## Written request
Only a number is wanted: how many lines in the listing contain the word "setting"?

## Data for this exercise
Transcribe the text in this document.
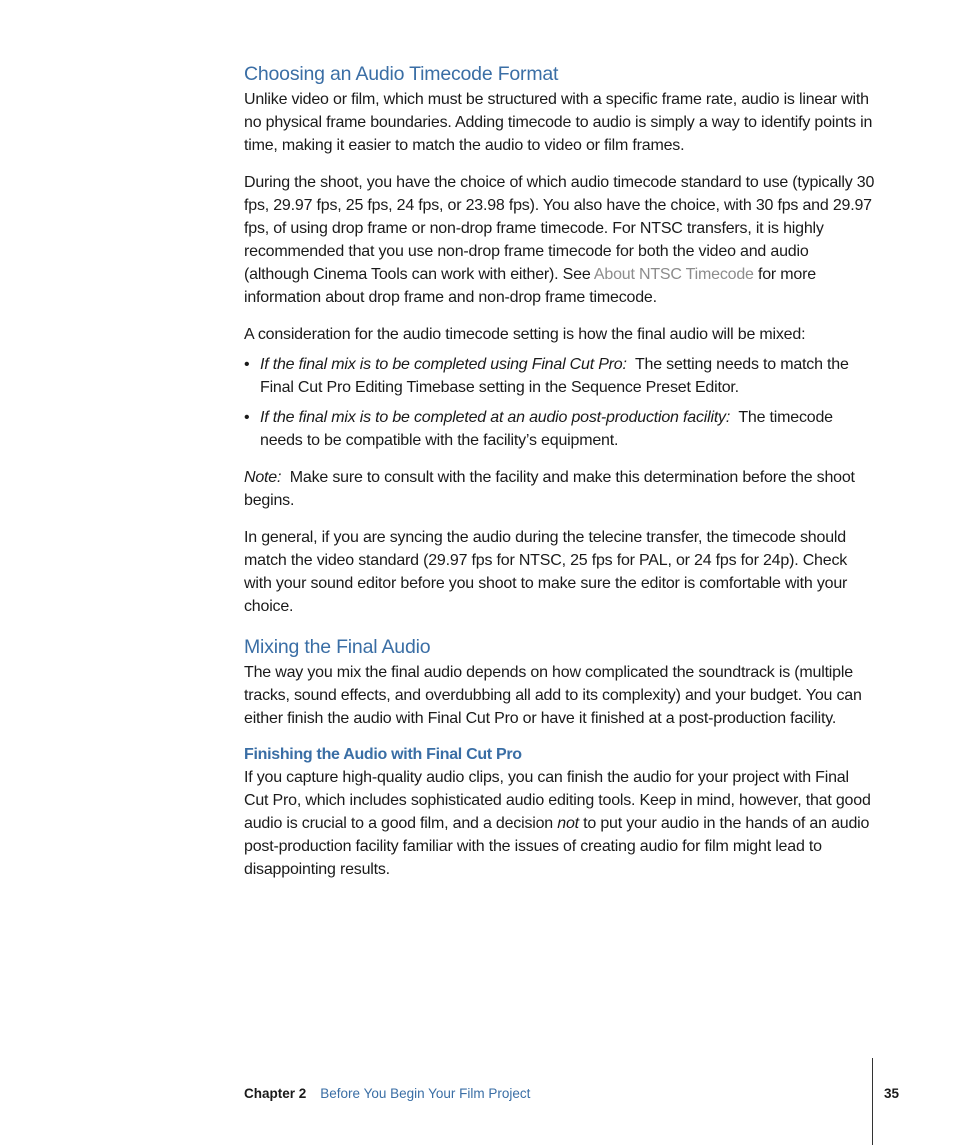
Choosing an Audio Timecode Format

Unlike video or film, which must be structured with a specific frame rate, audio is linear with no physical frame boundaries. Adding timecode to audio is simply a way to identify points in time, making it easier to match the audio to video or film frames.

During the shoot, you have the choice of which audio timecode standard to use (typically 30 fps, 29.97 fps, 25 fps, 24 fps, or 23.98 fps). You also have the choice, with 30 fps and 29.97 fps, of using drop frame or non-drop frame timecode. For NTSC transfers, it is highly recommended that you use non-drop frame timecode for both the video and audio (although Cinema Tools can work with either). See About NTSC Timecode for more information about drop frame and non-drop frame timecode.

A consideration for the audio timecode setting is how the final audio will be mixed:

• If the final mix is to be completed using Final Cut Pro: The setting needs to match the Final Cut Pro Editing Timebase setting in the Sequence Preset Editor.
• If the final mix is to be completed at an audio post-production facility: The timecode needs to be compatible with the facility’s equipment.

Note: Make sure to consult with the facility and make this determination before the shoot begins.

In general, if you are syncing the audio during the telecine transfer, the timecode should match the video standard (29.97 fps for NTSC, 25 fps for PAL, or 24 fps for 24p). Check with your sound editor before you shoot to make sure the editor is comfortable with your choice.

Mixing the Final Audio

The way you mix the final audio depends on how complicated the soundtrack is (multiple tracks, sound effects, and overdubbing all add to its complexity) and your budget. You can either finish the audio with Final Cut Pro or have it finished at a post-production facility.

Finishing the Audio with Final Cut Pro

If you capture high-quality audio clips, you can finish the audio for your project with Final Cut Pro, which includes sophisticated audio editing tools. Keep in mind, however, that good audio is crucial to a good film, and a decision not to put your audio in the hands of an audio post-production facility familiar with the issues of creating audio for film might lead to disappointing results.

Chapter 2 Before You Begin Your Film Project	35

## Answer below
2